Rows from a figure dataset:
= = =

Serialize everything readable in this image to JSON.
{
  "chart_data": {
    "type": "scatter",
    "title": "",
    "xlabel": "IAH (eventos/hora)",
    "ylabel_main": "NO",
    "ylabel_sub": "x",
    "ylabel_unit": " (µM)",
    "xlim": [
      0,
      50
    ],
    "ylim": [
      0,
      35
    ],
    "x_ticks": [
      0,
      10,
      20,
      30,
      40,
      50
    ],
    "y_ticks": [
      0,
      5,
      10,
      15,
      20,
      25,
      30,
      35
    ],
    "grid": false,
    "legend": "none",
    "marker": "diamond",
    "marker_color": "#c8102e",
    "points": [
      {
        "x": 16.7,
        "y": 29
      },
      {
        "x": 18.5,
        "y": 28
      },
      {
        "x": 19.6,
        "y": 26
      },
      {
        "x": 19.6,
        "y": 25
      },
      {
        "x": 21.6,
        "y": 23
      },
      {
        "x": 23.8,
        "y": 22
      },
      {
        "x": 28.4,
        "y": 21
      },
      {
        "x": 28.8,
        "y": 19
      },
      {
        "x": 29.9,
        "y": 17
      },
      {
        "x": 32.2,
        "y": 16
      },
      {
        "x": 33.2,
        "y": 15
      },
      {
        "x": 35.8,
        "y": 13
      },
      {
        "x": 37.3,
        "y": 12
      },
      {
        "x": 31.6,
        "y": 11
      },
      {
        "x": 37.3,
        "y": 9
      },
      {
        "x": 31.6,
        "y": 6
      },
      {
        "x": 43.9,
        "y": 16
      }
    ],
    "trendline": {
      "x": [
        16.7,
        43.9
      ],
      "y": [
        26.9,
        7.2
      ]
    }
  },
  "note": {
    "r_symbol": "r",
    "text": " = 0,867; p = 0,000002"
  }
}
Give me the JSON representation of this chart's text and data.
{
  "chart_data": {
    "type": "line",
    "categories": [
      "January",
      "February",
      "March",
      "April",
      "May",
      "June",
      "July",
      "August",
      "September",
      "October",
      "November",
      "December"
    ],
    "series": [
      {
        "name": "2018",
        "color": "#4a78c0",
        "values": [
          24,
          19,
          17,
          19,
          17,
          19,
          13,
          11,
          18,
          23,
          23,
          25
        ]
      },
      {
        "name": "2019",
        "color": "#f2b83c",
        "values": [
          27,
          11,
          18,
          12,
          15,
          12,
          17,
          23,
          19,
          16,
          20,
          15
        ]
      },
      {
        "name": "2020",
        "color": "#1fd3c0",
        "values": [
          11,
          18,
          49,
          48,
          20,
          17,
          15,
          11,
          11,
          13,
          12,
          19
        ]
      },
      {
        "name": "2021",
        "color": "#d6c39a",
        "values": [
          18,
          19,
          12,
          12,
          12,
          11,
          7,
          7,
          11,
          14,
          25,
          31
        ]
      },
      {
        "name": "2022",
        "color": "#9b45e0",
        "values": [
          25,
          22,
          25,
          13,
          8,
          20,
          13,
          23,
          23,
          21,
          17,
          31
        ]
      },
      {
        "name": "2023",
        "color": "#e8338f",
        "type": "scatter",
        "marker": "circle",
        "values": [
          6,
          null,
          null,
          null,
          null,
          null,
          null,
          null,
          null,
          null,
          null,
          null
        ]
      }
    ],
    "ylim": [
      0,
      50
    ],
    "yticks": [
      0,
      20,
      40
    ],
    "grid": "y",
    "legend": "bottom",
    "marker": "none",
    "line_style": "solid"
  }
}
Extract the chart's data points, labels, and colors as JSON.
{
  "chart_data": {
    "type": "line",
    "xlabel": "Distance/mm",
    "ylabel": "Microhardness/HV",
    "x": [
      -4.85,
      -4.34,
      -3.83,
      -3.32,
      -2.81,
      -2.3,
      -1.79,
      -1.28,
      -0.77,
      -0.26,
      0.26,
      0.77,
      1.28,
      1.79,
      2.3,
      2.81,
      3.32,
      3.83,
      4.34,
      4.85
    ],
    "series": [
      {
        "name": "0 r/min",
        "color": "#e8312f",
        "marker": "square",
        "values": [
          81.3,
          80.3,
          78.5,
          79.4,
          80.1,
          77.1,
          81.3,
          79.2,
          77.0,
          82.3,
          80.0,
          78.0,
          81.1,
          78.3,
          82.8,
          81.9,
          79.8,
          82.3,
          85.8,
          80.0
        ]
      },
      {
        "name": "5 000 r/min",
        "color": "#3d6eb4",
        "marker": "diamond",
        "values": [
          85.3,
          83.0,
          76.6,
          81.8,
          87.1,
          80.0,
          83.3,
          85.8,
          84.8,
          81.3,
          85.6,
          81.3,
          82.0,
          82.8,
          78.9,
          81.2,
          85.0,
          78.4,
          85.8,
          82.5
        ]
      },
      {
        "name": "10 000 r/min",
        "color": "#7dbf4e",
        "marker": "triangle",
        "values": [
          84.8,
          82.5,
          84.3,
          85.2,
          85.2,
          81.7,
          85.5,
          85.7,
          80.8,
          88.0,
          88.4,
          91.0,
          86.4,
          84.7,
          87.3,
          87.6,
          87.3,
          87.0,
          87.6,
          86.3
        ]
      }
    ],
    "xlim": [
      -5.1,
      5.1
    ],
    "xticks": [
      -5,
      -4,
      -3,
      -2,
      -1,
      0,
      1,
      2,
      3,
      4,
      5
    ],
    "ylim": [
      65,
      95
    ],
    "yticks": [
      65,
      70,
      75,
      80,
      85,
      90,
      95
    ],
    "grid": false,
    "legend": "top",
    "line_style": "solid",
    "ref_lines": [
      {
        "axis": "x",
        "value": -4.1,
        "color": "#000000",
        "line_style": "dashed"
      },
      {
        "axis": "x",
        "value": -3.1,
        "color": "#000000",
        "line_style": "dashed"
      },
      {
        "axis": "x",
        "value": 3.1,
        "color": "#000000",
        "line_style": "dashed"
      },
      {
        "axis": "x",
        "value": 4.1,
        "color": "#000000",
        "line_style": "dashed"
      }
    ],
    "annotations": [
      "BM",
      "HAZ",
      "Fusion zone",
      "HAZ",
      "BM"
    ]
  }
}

= = =

Stated task: Each record above should be output again exactly.

Result of this exercise:
Serialize everything readable in this image to JSON.
{
  "chart_data": {
    "type": "scatter",
    "title": "",
    "xlabel": "IAH (eventos/hora)",
    "ylabel_main": "NO",
    "ylabel_sub": "x",
    "ylabel_unit": " (µM)",
    "xlim": [
      0,
      50
    ],
    "ylim": [
      0,
      35
    ],
    "x_ticks": [
      0,
      10,
      20,
      30,
      40,
      50
    ],
    "y_ticks": [
      0,
      5,
      10,
      15,
      20,
      25,
      30,
      35
    ],
    "grid": false,
    "legend": "none",
    "marker": "diamond",
    "marker_color": "#c8102e",
    "points": [
      {
        "x": 16.7,
        "y": 29
      },
      {
        "x": 18.5,
        "y": 28
      },
      {
        "x": 19.6,
        "y": 26
      },
      {
        "x": 19.6,
        "y": 25
      },
      {
        "x": 21.6,
        "y": 23
      },
      {
        "x": 23.8,
        "y": 22
      },
      {
        "x": 28.4,
        "y": 21
      },
      {
        "x": 28.8,
        "y": 19
      },
      {
        "x": 29.9,
        "y": 17
      },
      {
        "x": 32.2,
        "y": 16
      },
      {
        "x": 33.2,
        "y": 15
      },
      {
        "x": 35.8,
        "y": 13
      },
      {
        "x": 37.3,
        "y": 12
      },
      {
        "x": 31.6,
        "y": 11
      },
      {
        "x": 37.3,
        "y": 9
      },
      {
        "x": 31.6,
        "y": 6
      },
      {
        "x": 43.9,
        "y": 16
      }
    ],
    "trendline": {
      "x": [
        16.7,
        43.9
      ],
      "y": [
        26.9,
        7.2
      ]
    }
  },
  "note": {
    "r_symbol": "r",
    "text": " = 0,867; p = 0,000002"
  }
}
Give me the JSON representation of this chart's text and data.
{
  "chart_data": {
    "type": "line",
    "categories": [
      "January",
      "February",
      "March",
      "April",
      "May",
      "June",
      "July",
      "August",
      "September",
      "October",
      "November",
      "December"
    ],
    "series": [
      {
        "name": "2018",
        "color": "#4a78c0",
        "values": [
          24,
          19,
          17,
          19,
          17,
          19,
          13,
          11,
          18,
          23,
          23,
          25
        ]
      },
      {
        "name": "2019",
        "color": "#f2b83c",
        "values": [
          27,
          11,
          18,
          12,
          15,
          12,
          17,
          23,
          19,
          16,
          20,
          15
        ]
      },
      {
        "name": "2020",
        "color": "#1fd3c0",
        "values": [
          11,
          18,
          49,
          48,
          20,
          17,
          15,
          11,
          11,
          13,
          12,
          19
        ]
      },
      {
        "name": "2021",
        "color": "#d6c39a",
        "values": [
          18,
          19,
          12,
          12,
          12,
          11,
          7,
          7,
          11,
          14,
          25,
          31
        ]
      },
      {
        "name": "2022",
        "color": "#9b45e0",
        "values": [
          25,
          22,
          25,
          13,
          8,
          20,
          13,
          23,
          23,
          21,
          17,
          31
        ]
      },
      {
        "name": "2023",
        "color": "#e8338f",
        "type": "scatter",
        "marker": "circle",
        "values": [
          6,
          null,
          null,
          null,
          null,
          null,
          null,
          null,
          null,
          null,
          null,
          null
        ]
      }
    ],
    "ylim": [
      0,
      50
    ],
    "yticks": [
      0,
      20,
      40
    ],
    "grid": "y",
    "legend": "bottom",
    "marker": "none",
    "line_style": "solid"
  }
}
Extract the chart's data points, labels, and colors as JSON.
{
  "chart_data": {
    "type": "line",
    "xlabel": "Distance/mm",
    "ylabel": "Microhardness/HV",
    "x": [
      -4.85,
      -4.34,
      -3.83,
      -3.32,
      -2.81,
      -2.3,
      -1.79,
      -1.28,
      -0.77,
      -0.26,
      0.26,
      0.77,
      1.28,
      1.79,
      2.3,
      2.81,
      3.32,
      3.83,
      4.34,
      4.85
    ],
    "series": [
      {
        "name": "0 r/min",
        "color": "#e8312f",
        "marker": "square",
        "values": [
          81.3,
          80.3,
          78.5,
          79.4,
          80.1,
          77.1,
          81.3,
          79.2,
          77.0,
          82.3,
          80.0,
          78.0,
          81.1,
          78.3,
          82.8,
          81.9,
          79.8,
          82.3,
          85.8,
          80.0
        ]
      },
      {
        "name": "5 000 r/min",
        "color": "#3d6eb4",
        "marker": "diamond",
        "values": [
          85.3,
          83.0,
          76.6,
          81.8,
          87.1,
          80.0,
          83.3,
          85.8,
          84.8,
          81.3,
          85.6,
          81.3,
          82.0,
          82.8,
          78.9,
          81.2,
          85.0,
          78.4,
          85.8,
          82.5
        ]
      },
      {
        "name": "10 000 r/min",
        "color": "#7dbf4e",
        "marker": "triangle",
        "values": [
          84.8,
          82.5,
          84.3,
          85.2,
          85.2,
          81.7,
          85.5,
          85.7,
          80.8,
          88.0,
          88.4,
          91.0,
          86.4,
          84.7,
          87.3,
          87.6,
          87.3,
          87.0,
          87.6,
          86.3
        ]
      }
    ],
    "xlim": [
      -5.1,
      5.1
    ],
    "xticks": [
      -5,
      -4,
      -3,
      -2,
      -1,
      0,
      1,
      2,
      3,
      4,
      5
    ],
    "ylim": [
      65,
      95
    ],
    "yticks": [
      65,
      70,
      75,
      80,
      85,
      90,
      95
    ],
    "grid": false,
    "legend": "top",
    "line_style": "solid",
    "ref_lines": [
      {
        "axis": "x",
        "value": -4.1,
        "color": "#000000",
        "line_style": "dashed"
      },
      {
        "axis": "x",
        "value": -3.1,
        "color": "#000000",
        "line_style": "dashed"
      },
      {
        "axis": "x",
        "value": 3.1,
        "color": "#000000",
        "line_style": "dashed"
      },
      {
        "axis": "x",
        "value": 4.1,
        "color": "#000000",
        "line_style": "dashed"
      }
    ],
    "annotations": [
      "BM",
      "HAZ",
      "Fusion zone",
      "HAZ",
      "BM"
    ]
  }
}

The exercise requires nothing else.